▶ [Problem description]
Lines that contain "pattern" are to be counted; give only their number.

Dataset rows about figures:
--- BEGIN ---
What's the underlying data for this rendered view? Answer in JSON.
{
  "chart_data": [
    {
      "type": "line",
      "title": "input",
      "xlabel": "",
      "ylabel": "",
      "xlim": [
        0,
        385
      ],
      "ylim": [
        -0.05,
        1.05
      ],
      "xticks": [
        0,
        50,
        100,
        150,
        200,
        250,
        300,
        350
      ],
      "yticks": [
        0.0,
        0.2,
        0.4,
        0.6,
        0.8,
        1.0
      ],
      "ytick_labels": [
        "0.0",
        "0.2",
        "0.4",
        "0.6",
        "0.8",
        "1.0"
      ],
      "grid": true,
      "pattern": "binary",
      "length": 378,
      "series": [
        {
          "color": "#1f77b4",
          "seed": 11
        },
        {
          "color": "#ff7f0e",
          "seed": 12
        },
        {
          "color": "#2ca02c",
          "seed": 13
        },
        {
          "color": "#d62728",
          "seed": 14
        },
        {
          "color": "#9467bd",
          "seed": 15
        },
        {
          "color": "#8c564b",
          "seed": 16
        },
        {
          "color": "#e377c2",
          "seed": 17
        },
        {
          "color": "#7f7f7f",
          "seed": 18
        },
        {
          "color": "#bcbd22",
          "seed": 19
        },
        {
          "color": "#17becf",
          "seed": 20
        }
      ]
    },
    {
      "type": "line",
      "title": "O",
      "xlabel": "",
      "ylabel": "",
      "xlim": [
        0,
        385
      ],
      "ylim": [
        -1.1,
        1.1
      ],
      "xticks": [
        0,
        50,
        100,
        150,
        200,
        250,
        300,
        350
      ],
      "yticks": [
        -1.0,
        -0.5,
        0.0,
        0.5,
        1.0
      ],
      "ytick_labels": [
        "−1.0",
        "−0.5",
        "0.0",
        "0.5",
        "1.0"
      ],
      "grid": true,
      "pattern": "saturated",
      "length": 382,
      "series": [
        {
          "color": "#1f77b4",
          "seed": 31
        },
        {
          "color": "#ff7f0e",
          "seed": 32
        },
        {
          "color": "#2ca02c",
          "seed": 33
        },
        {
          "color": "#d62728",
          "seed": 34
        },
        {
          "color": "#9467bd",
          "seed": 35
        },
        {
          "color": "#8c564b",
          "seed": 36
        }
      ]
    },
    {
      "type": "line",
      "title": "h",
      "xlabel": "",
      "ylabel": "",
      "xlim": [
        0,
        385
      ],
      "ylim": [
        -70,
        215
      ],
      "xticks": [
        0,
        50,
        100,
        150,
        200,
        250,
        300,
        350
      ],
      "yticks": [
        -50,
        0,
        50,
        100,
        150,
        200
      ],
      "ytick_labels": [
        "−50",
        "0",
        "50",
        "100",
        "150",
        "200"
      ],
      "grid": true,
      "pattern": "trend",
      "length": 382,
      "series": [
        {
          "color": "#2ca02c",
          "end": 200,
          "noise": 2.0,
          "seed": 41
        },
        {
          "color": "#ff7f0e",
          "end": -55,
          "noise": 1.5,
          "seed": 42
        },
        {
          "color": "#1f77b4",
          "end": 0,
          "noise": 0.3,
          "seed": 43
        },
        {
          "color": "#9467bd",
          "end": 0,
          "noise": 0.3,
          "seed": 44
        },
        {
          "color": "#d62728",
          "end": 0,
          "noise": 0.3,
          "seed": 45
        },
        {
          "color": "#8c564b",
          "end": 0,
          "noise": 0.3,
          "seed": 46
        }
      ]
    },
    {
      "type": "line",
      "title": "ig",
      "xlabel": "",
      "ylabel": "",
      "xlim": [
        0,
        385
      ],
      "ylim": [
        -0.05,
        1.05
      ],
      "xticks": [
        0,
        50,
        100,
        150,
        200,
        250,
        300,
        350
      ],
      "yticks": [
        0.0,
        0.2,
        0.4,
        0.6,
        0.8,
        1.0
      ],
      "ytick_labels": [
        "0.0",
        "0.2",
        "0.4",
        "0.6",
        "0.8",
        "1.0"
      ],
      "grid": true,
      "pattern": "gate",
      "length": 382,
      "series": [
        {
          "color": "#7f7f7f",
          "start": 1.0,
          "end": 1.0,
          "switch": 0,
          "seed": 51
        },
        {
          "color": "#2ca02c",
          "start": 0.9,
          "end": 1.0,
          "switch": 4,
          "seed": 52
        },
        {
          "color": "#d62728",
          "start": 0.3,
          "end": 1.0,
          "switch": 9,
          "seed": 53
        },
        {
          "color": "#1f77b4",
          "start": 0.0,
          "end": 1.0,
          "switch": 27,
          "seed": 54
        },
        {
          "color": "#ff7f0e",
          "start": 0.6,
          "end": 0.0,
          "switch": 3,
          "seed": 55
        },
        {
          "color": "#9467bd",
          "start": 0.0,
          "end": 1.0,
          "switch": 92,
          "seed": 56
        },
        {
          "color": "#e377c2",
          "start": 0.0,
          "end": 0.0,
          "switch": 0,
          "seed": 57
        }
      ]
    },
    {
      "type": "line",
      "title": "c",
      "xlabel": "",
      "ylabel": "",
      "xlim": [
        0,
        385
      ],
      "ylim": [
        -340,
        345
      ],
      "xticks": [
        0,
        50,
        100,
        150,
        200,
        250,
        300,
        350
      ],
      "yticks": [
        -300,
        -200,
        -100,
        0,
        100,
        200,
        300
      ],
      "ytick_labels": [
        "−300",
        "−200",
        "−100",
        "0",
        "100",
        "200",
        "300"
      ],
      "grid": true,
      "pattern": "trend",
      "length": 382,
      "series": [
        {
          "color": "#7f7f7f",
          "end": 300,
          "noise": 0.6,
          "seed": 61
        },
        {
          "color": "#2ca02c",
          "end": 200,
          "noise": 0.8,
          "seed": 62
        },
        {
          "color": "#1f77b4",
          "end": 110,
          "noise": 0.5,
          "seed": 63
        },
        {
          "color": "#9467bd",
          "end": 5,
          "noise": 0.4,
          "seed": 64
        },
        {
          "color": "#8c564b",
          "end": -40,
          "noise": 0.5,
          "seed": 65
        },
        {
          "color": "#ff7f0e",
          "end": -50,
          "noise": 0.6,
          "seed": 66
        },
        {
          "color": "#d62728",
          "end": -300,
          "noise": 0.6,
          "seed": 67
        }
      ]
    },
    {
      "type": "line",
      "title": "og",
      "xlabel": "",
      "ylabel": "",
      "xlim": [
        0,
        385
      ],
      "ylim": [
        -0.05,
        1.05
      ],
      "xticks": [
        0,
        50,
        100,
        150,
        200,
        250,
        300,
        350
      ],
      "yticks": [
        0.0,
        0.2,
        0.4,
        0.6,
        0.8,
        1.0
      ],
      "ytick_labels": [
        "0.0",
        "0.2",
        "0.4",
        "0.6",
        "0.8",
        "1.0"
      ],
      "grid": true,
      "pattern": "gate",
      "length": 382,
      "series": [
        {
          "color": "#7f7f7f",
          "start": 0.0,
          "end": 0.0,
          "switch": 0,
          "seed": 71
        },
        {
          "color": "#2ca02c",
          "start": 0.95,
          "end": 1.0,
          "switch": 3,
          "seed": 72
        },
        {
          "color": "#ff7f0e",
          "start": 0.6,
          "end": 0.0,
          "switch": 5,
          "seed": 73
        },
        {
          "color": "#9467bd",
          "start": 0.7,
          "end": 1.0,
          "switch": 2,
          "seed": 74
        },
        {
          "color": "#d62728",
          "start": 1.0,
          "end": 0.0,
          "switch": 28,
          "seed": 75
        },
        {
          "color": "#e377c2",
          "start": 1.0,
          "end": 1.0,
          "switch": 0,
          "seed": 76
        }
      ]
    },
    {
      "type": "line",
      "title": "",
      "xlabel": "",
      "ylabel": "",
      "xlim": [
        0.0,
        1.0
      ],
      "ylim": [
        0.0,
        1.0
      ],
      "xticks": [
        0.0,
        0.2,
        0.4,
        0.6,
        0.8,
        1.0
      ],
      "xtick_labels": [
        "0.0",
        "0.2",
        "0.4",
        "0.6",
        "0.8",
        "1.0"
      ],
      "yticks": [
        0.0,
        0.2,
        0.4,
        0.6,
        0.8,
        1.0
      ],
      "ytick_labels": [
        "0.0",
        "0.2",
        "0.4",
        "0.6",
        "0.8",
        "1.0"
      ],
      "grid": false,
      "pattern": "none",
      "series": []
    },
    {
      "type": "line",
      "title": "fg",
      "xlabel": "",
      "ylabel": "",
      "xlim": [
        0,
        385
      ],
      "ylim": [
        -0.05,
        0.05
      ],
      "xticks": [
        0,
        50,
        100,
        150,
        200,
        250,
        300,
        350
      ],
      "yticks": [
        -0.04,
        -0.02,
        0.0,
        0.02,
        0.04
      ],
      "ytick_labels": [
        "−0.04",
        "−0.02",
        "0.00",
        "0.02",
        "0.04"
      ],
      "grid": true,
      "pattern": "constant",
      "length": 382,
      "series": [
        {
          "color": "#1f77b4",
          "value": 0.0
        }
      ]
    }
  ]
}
--- END ---
▶ [Task response]
8